Exercise instructions.
Pick up the passage about Elle, her granddaughter Sage, and Elle's late partner Violet, and carry it on from its final sentence.

Quoted passage.
——————————

Of course, Elle has no money, being an underemployed academic and poet. She even cut up her credit cards to make some point that seems a little pyrrhic in retrospect. But that doesn’t mean she can’t help. They pile into Elle’s late partner’s disused old car to chase down the money. After getting a jump-start, they hit the road for real.

Oh yeah, Elle’s partner. Violet passed away some years ago, but Elle is still clearly haunted by her grief, which is partly why she couldn’t really commit to her recent ex. She’s also at odds with their daughter, Sage’s mother Judy (Marcia Gay Harden), who has cast off Elle’s countercultural rebellion for a Chanel-pink business suit. But it would be wrong to say that she’s abandoned feminism; she wears the suit as a high-powered executive, and she took control of her own reproductive choices by conceiving Sage with the help of a sperm donor. If anything, Sage is the one who seems lost in all of it, not even recognizing names like Betty Friedan’s.

——————————

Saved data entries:
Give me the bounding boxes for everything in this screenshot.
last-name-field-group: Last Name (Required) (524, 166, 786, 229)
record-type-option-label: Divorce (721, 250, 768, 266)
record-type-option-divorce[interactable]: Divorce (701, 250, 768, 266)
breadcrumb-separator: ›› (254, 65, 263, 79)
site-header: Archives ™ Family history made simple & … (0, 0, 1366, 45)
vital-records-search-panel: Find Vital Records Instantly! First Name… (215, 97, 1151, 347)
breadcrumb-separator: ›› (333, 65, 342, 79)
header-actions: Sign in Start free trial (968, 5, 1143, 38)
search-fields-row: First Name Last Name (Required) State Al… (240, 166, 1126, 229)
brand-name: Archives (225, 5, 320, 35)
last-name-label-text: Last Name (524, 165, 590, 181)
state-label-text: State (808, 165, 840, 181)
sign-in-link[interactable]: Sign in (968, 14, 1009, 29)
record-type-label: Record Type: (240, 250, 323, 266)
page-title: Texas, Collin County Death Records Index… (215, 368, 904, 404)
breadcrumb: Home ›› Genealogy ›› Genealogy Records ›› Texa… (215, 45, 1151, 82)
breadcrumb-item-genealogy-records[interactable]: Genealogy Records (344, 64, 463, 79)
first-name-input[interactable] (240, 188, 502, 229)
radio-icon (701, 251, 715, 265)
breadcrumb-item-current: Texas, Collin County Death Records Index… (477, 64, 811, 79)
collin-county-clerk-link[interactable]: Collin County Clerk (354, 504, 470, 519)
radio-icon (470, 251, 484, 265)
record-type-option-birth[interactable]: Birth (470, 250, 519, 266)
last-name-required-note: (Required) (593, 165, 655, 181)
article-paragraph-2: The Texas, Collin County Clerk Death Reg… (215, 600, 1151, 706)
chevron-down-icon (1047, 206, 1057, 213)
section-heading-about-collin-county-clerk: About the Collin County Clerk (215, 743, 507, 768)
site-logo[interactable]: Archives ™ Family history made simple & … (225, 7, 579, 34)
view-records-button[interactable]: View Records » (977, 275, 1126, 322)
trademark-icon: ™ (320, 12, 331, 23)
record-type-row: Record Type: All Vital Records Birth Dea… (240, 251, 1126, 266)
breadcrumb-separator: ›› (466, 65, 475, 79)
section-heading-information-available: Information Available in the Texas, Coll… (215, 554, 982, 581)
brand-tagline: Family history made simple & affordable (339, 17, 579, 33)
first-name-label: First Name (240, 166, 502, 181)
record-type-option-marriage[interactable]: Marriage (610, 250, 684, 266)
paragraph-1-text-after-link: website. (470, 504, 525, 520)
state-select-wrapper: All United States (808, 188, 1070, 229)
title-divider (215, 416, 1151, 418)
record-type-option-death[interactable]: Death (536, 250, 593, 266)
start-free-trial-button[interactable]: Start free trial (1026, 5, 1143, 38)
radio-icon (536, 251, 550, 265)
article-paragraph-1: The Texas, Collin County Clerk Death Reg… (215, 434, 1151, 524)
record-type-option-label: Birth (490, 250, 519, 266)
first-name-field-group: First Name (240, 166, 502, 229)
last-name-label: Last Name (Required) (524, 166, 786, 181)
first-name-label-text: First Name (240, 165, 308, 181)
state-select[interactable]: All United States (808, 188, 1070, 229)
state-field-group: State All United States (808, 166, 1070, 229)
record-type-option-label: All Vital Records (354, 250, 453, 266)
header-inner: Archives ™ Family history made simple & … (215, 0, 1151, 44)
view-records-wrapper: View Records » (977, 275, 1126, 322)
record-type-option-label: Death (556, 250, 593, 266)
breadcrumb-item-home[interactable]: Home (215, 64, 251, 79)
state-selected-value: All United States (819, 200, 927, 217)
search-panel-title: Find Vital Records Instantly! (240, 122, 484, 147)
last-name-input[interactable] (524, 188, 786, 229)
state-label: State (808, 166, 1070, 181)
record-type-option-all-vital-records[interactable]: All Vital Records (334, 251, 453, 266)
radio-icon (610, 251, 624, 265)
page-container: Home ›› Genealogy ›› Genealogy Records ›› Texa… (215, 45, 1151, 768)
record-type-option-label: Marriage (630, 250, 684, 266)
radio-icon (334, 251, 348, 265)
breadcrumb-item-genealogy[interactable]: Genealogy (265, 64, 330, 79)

——————————

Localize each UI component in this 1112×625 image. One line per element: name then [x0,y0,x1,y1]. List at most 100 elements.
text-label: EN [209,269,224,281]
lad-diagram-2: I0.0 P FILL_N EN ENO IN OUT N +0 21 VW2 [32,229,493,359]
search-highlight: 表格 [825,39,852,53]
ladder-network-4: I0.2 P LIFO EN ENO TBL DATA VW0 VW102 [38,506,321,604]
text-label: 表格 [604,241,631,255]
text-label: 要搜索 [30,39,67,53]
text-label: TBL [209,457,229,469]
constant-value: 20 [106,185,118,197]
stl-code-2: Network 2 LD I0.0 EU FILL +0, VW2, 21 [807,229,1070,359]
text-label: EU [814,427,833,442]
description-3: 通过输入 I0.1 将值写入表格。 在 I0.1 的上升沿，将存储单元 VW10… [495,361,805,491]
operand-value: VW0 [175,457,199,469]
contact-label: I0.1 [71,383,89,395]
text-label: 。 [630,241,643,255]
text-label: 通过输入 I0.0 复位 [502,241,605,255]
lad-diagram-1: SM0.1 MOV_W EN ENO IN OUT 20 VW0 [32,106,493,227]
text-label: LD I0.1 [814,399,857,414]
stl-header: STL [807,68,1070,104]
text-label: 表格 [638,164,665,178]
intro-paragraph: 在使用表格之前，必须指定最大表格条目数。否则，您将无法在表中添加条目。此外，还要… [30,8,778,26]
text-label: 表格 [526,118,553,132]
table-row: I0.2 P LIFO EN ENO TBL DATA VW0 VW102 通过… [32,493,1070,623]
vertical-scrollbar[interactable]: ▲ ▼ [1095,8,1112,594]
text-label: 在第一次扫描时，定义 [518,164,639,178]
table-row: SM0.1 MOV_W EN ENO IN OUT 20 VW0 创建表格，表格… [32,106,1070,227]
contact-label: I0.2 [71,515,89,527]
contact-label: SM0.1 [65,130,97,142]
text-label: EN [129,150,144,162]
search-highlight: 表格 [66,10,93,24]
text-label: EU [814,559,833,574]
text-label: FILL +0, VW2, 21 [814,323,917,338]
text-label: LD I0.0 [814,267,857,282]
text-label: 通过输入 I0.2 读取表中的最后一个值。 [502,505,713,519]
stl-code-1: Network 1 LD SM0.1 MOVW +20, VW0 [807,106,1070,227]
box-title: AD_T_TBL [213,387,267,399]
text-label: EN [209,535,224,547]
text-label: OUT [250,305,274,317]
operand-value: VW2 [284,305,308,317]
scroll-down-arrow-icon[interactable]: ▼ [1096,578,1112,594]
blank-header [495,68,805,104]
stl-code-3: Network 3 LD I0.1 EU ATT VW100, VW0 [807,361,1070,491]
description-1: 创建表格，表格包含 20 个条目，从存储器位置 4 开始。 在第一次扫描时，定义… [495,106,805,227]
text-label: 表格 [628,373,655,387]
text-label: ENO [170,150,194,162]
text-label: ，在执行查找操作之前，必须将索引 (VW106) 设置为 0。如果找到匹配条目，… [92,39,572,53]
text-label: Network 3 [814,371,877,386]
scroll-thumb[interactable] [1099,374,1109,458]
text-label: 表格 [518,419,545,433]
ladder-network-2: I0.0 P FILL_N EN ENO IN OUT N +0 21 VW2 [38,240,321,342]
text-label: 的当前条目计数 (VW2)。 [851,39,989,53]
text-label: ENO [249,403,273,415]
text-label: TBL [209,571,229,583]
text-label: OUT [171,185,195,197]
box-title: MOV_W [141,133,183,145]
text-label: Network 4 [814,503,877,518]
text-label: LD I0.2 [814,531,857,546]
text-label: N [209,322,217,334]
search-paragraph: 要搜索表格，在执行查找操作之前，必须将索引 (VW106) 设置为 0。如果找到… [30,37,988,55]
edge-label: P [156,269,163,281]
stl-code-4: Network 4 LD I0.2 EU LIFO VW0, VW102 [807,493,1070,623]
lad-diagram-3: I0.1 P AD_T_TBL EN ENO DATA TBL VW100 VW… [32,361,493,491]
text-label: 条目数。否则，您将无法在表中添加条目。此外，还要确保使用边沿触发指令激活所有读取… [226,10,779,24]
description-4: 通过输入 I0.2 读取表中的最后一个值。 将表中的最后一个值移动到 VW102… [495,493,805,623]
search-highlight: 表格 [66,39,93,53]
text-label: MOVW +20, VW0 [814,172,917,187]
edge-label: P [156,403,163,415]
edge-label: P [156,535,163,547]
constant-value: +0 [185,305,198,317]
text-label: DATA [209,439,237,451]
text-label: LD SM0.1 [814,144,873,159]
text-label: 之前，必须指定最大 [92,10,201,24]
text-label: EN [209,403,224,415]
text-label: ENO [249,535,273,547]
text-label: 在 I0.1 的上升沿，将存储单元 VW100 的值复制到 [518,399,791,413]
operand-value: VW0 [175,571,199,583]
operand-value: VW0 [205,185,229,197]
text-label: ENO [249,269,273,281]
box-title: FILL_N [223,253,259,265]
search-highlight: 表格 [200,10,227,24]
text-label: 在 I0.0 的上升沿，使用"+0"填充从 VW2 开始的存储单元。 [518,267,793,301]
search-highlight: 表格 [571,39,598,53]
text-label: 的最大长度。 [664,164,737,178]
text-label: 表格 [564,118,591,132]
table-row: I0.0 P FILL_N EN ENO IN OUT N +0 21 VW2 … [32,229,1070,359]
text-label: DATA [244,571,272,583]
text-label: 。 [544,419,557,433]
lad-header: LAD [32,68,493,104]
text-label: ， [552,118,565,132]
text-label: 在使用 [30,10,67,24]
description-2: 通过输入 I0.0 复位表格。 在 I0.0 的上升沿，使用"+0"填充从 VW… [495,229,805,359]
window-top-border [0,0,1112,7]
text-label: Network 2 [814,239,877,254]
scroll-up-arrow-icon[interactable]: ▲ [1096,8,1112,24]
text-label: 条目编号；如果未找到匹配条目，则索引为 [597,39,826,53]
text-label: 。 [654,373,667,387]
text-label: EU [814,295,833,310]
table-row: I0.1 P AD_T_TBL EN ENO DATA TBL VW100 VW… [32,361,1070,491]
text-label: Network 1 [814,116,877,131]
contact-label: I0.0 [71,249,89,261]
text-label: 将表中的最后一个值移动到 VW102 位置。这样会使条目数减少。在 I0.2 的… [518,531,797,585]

——————————

Task answer.
In a way, Elle’s day seems to reflect the current struggles underlying feminism as a movement. She’s bound to her past — Violet standing in for second-wave feminism — but finds herself outmoded and even opposed by those who have come after her and their ambivalence towards what came before. Meanwhile, in all their fighting the upcoming generation of women are ignorant and alienated from all these concerns until they find themselves in trouble and needing help. And that help’s not likely to come from the boys around them — Sage’s irresponsible not-quite-boyfriend (Nat Wolff). Rather, they should look to the generations of women who have stood together before to hold each other up, and need to come together again now.

In particular, this is all reflected through the characters’ opinions around abortion, as the signature political issue for feminism over the last fifty years. Not all of them are positive, none of them are simple, and they’re all informed by lived experience. There’s even a particularly strong negative reaction, courtesy of Sam Elliott as a one-time friend of Elle’s, that gives a real honest counterpoint without turning it into a straw-man to be handily beaten down.

I don’t know whether this was all in Weitz’ head when he sat down to write a story to match Tomlin’s voice and character. Maybe a female writer and director could flesh out this metaphor even more strongly than he has. But Grandma, as it stands, is a charming and sensitive film, and one of the best we’ve got so far.

Worth It: yes.
Bechdel-Wallace Test: pass.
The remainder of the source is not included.